- _DATA ROWS_
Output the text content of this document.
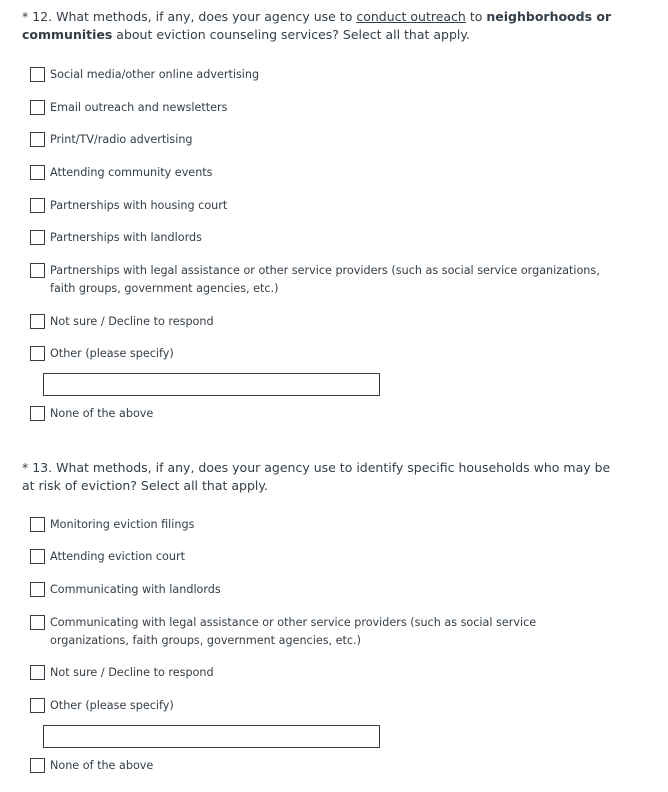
* 12. What methods, if any, does your agency use to conduct outreach to neighborhoods or communities about eviction counseling services? Select all that apply.

Social media/other online advertising
Email outreach and newsletters
Print/TV/radio advertising
Attending community events
Partnerships with housing court
Partnerships with landlords
Partnerships with legal assistance or other service providers (such as social service organizations, faith groups, government agencies, etc.)
Not sure / Decline to respond
Other (please specify)
None of the above

* 13. What methods, if any, does your agency use to identify specific households who may be at risk of eviction? Select all that apply.

Monitoring eviction filings
Attending eviction court
Communicating with landlords
Communicating with legal assistance or other service providers (such as social service organizations, faith groups, government agencies, etc.)
Not sure / Decline to respond
Other (please specify)
None of the above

- _TASK PROMPT_
Say how many lines in the records hold the string "Attending", and say nothing else.

- _EXERCISE OUTPUT_
2